### [The tasks]
(a) According to the excerpt, which type of shell dominates in the Forth Valley shell middens?
(b) Shorten the paragraph of the excerpt that begins "The discovery of Carinated Bowl pottery" while keeping its main facts.

-------- Excerpt

The discovery of Carinated Bowl pottery and leaf-shaped flint arrowheads in the sandhills at Hedderwick, East Lothian (Callander 1929, 67) indicates that here, as in east Scotland, Early Neolithic activities included those relating to the coast. The nature of these activities needs to be clarified, however. And in north-east England, the discovery of flint tools eroding from peat shelves in inter-tidal settings such as the Neolithic forest beds at Druridge Bay, Northumberland, is a reminder that some evidence for Early Neolithic activity will have been drowned by sea level rise.
One specific type of evidence not hitherto noted in this review of regional developments in Neolithic Scotland is the existence of at least one shell midden that may have been in use during the Early Neolithic, at Inveravon, West Lothian, on the southern shore of the Forth (Sloan 1984; see Canmore, NS97NE 18 for a list of the radiocarbon dates from this site). Here, as with the other Forth Valley shell middens, the dominant shell is oyster. Two such shells have produced dates of 5435±60 BP and 5110±60 BP (GU-1886-7), calibrating – with a marine offset taken into account – to 3970-3660 and 3640-3360 cal BC respectively. These dates raise the question as to whether what is being dealt with is a very late survival of ‘Mesolithic’ communities, living entirely on wild resources, or localised, small scale use of marine resources by farmers in the area. (See below, 126.96.36.199 and 188.8.131.52, for further Neolithic dates from Forth Valley shell middens.)

----------------
-------- Raw data

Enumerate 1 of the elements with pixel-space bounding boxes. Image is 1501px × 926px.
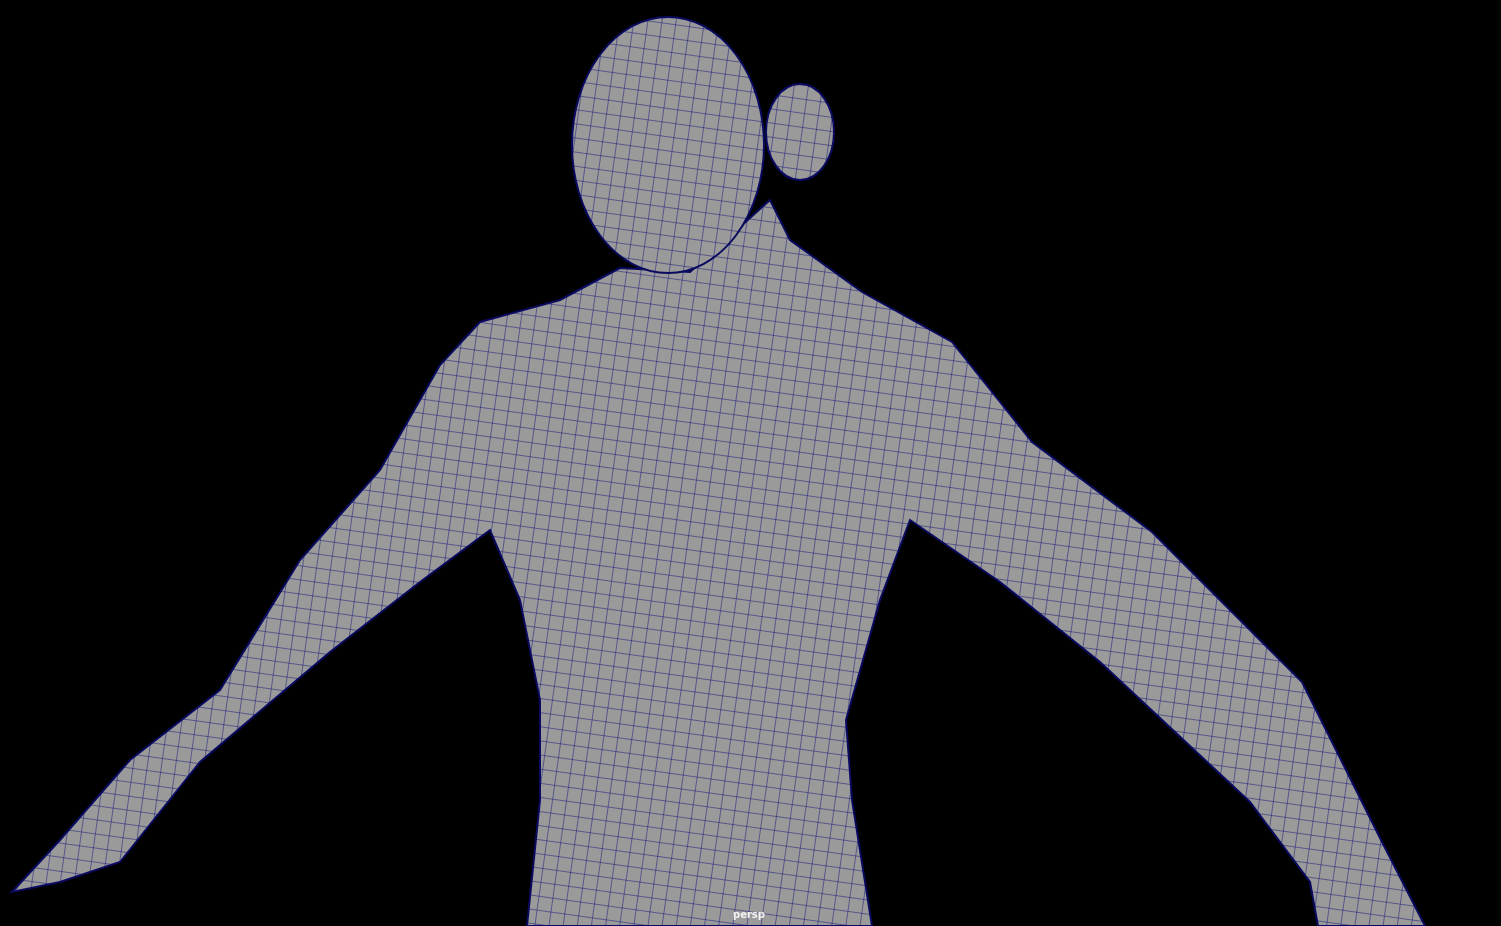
camera-label: persp xyxy=(733,909,765,920)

----------------

### [Problem solutions]
(a) Oyster.

(b) Carinated Bowl pottery and leaf-shaped flint arrowheads from the sandhills at Hedderwick, East Lothian, show that Early Neolithic activities there, as in east Scotland, included coastal ones, though their nature still needs clarifying. In north-east England, flint tools eroding from inter-tidal peat shelves, as in the Neolithic forest beds at Druridge Bay, Northumberland, show that sea level rise has drowned some Early Neolithic evidence.